Goal >> Your task is to quote the material that follows, in full and exactly.

Input material >>
--- begin ---

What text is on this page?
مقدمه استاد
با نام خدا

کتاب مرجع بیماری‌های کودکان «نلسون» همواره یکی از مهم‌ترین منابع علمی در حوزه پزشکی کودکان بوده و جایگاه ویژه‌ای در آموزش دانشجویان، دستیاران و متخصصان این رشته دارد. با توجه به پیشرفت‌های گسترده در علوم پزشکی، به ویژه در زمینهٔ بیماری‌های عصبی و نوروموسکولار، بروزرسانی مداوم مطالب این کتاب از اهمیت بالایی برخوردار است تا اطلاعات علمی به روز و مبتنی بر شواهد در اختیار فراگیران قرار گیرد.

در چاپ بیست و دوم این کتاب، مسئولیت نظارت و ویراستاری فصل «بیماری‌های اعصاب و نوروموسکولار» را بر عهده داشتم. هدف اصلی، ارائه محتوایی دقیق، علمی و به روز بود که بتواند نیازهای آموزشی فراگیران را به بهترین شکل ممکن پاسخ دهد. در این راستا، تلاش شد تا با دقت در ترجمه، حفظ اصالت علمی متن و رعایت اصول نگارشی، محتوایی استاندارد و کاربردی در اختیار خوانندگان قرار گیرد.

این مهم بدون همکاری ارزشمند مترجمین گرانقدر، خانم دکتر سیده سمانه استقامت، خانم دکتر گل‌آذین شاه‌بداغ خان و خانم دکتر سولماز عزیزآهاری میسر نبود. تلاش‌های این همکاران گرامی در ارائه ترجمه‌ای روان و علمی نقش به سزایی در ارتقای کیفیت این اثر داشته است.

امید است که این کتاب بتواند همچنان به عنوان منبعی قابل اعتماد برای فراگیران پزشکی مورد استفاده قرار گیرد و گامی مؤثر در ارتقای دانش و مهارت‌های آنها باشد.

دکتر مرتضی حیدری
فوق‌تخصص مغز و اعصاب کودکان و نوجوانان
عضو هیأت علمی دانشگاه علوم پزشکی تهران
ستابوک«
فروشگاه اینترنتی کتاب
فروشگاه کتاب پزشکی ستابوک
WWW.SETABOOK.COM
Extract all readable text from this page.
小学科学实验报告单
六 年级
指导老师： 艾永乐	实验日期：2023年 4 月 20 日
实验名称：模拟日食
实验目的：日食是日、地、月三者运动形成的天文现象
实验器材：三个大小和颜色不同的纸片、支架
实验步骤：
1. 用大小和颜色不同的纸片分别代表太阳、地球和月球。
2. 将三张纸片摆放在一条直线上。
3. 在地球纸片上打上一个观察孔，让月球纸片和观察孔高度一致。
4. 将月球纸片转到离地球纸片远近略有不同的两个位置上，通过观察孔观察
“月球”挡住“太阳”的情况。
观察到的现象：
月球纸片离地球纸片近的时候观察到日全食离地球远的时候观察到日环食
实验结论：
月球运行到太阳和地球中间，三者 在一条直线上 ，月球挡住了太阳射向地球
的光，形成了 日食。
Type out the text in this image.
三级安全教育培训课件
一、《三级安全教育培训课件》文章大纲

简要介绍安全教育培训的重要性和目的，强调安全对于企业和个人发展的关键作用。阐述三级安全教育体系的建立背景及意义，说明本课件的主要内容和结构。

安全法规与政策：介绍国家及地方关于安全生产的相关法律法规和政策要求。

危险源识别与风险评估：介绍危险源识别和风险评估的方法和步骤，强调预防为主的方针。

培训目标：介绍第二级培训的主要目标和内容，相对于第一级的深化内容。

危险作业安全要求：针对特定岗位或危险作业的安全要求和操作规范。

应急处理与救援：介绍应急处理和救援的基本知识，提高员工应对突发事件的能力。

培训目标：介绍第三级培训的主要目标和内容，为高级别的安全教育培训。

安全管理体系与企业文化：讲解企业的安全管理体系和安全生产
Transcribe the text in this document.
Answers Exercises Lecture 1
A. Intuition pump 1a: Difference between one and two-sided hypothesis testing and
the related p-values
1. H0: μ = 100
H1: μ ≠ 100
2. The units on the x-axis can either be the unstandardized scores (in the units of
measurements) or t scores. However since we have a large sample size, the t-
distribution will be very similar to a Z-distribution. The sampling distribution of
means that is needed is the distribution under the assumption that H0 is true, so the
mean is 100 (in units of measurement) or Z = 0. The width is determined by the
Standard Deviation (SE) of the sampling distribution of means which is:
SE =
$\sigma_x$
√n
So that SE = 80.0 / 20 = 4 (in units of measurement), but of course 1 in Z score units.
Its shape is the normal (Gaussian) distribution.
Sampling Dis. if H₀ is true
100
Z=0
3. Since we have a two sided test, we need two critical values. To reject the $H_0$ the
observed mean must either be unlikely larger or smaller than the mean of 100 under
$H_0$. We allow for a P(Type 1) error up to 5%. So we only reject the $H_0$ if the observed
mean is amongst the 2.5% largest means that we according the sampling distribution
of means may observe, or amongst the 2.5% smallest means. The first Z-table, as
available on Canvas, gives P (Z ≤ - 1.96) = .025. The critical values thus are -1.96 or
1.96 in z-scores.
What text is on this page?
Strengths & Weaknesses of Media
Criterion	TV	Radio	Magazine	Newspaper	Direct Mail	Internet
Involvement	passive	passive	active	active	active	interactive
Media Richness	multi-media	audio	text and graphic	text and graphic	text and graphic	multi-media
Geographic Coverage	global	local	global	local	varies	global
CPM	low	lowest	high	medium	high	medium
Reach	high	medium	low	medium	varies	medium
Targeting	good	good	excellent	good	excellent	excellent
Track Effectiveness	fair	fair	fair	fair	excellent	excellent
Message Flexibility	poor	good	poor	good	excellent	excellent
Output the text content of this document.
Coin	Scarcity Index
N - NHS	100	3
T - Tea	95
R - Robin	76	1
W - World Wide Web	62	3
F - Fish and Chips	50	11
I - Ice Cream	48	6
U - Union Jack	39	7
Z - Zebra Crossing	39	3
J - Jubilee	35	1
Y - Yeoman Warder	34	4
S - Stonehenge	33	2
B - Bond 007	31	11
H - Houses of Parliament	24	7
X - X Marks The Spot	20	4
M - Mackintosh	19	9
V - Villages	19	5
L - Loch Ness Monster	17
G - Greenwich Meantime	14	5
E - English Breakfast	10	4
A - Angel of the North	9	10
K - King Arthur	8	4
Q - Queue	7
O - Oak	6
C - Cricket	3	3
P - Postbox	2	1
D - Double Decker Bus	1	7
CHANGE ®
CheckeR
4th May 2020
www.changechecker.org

--- end ---

Exercise result >>
What text is on this page?
مقدمه استاد
با نام خدا

کتاب مرجع بیماری‌های کودکان «نلسون» همواره یکی از مهم‌ترین منابع علمی در حوزه پزشکی کودکان بوده و جایگاه ویژه‌ای در آموزش دانشجویان، دستیاران و متخصصان این رشته دارد. با توجه به پیشرفت‌های گسترده در علوم پزشکی، به ویژه در زمینهٔ بیماری‌های عصبی و نوروموسکولار، بروزرسانی مداوم مطالب این کتاب از اهمیت بالایی برخوردار است تا اطلاعات علمی به روز و مبتنی بر شواهد در اختیار فراگیران قرار گیرد.

در چاپ بیست و دوم این کتاب، مسئولیت نظارت و ویراستاری فصل «بیماری‌های اعصاب و نوروموسکولار» را بر عهده داشتم. هدف اصلی، ارائه محتوایی دقیق، علمی و به روز بود که بتواند نیازهای آموزشی فراگیران را به بهترین شکل ممکن پاسخ دهد. در این راستا، تلاش شد تا با دقت در ترجمه، حفظ اصالت علمی متن و رعایت اصول نگارشی، محتوایی استاندارد و کاربردی در اختیار خوانندگان قرار گیرد.

این مهم بدون همکاری ارزشمند مترجمین گرانقدر، خانم دکتر سیده سمانه استقامت، خانم دکتر گل‌آذین شاه‌بداغ خان و خانم دکتر سولماز عزیزآهاری میسر نبود. تلاش‌های این همکاران گرامی در ارائه ترجمه‌ای روان و علمی نقش به سزایی در ارتقای کیفیت این اثر داشته است.

امید است که این کتاب بتواند همچنان به عنوان منبعی قابل اعتماد برای فراگیران پزشکی مورد استفاده قرار گیرد و گامی مؤثر در ارتقای دانش و مهارت‌های آنها باشد.

دکتر مرتضی حیدری
فوق‌تخصص مغز و اعصاب کودکان و نوجوانان
عضو هیأت علمی دانشگاه علوم پزشکی تهران
ستابوک«
فروشگاه اینترنتی کتاب
فروشگاه کتاب پزشکی ستابوک
WWW.SETABOOK.COM
Extract all readable text from this page.
小学科学实验报告单
六 年级
指导老师： 艾永乐	实验日期：2023年 4 月 20 日
实验名称：模拟日食
实验目的：日食是日、地、月三者运动形成的天文现象
实验器材：三个大小和颜色不同的纸片、支架
实验步骤：
1. 用大小和颜色不同的纸片分别代表太阳、地球和月球。
2. 将三张纸片摆放在一条直线上。
3. 在地球纸片上打上一个观察孔，让月球纸片和观察孔高度一致。
4. 将月球纸片转到离地球纸片远近略有不同的两个位置上，通过观察孔观察
“月球”挡住“太阳”的情况。
观察到的现象：
月球纸片离地球纸片近的时候观察到日全食离地球远的时候观察到日环食
实验结论：
月球运行到太阳和地球中间，三者 在一条直线上 ，月球挡住了太阳射向地球
的光，形成了 日食。
Type out the text in this image.
三级安全教育培训课件
一、《三级安全教育培训课件》文章大纲

简要介绍安全教育培训的重要性和目的，强调安全对于企业和个人发展的关键作用。阐述三级安全教育体系的建立背景及意义，说明本课件的主要内容和结构。

安全法规与政策：介绍国家及地方关于安全生产的相关法律法规和政策要求。

危险源识别与风险评估：介绍危险源识别和风险评估的方法和步骤，强调预防为主的方针。

培训目标：介绍第二级培训的主要目标和内容，相对于第一级的深化内容。

危险作业安全要求：针对特定岗位或危险作业的安全要求和操作规范。

应急处理与救援：介绍应急处理和救援的基本知识，提高员工应对突发事件的能力。

培训目标：介绍第三级培训的主要目标和内容，为高级别的安全教育培训。

安全管理体系与企业文化：讲解企业的安全管理体系和安全生产
Transcribe the text in this document.
Answers Exercises Lecture 1
A. Intuition pump 1a: Difference between one and two-sided hypothesis testing and
the related p-values
1. H0: μ = 100
H1: μ ≠ 100
2. The units on the x-axis can either be the unstandardized scores (in the units of
measurements) or t scores. However since we have a large sample size, the t-
distribution will be very similar to a Z-distribution. The sampling distribution of
means that is needed is the distribution under the assumption that H0 is true, so the
mean is 100 (in units of measurement) or Z = 0. The width is determined by the
Standard Deviation (SE) of the sampling distribution of means which is:
SE =
$\sigma_x$
√n
So that SE = 80.0 / 20 = 4 (in units of measurement), but of course 1 in Z score units.
Its shape is the normal (Gaussian) distribution.
Sampling Dis. if H₀ is true
100
Z=0
3. Since we have a two sided test, we need two critical values. To reject the $H_0$ the
observed mean must either be unlikely larger or smaller than the mean of 100 under
$H_0$. We allow for a P(Type 1) error up to 5%. So we only reject the $H_0$ if the observed
mean is amongst the 2.5% largest means that we according the sampling distribution
of means may observe, or amongst the 2.5% smallest means. The first Z-table, as
available on Canvas, gives P (Z ≤ - 1.96) = .025. The critical values thus are -1.96 or
1.96 in z-scores.
What text is on this page?
Strengths & Weaknesses of Media
Criterion	TV	Radio	Magazine	Newspaper	Direct Mail	Internet
Involvement	passive	passive	active	active	active	interactive
Media Richness	multi-media	audio	text and graphic	text and graphic	text and graphic	multi-media
Geographic Coverage	global	local	global	local	varies	global
CPM	low	lowest	high	medium	high	medium
Reach	high	medium	low	medium	varies	medium
Targeting	good	good	excellent	good	excellent	excellent
Track Effectiveness	fair	fair	fair	fair	excellent	excellent
Message Flexibility	poor	good	poor	good	excellent	excellent
Output the text content of this document.
Coin	Scarcity Index
N - NHS	100	3
T - Tea	95
R - Robin	76	1
W - World Wide Web	62	3
F - Fish and Chips	50	11
I - Ice Cream	48	6
U - Union Jack	39	7
Z - Zebra Crossing	39	3
J - Jubilee	35	1
Y - Yeoman Warder	34	4
S - Stonehenge	33	2
B - Bond 007	31	11
H - Houses of Parliament	24	7
X - X Marks The Spot	20	4
M - Mackintosh	19	9
V - Villages	19	5
L - Loch Ness Monster	17
G - Greenwich Meantime	14	5
E - English Breakfast	10	4
A - Angel of the North	9	10
K - King Arthur	8	4
Q - Queue	7
O - Oak	6
C - Cricket	3	3
P - Postbox	2	1
D - Double Decker Bus	1	7
CHANGE ®
CheckeR
4th May 2020
www.changechecker.org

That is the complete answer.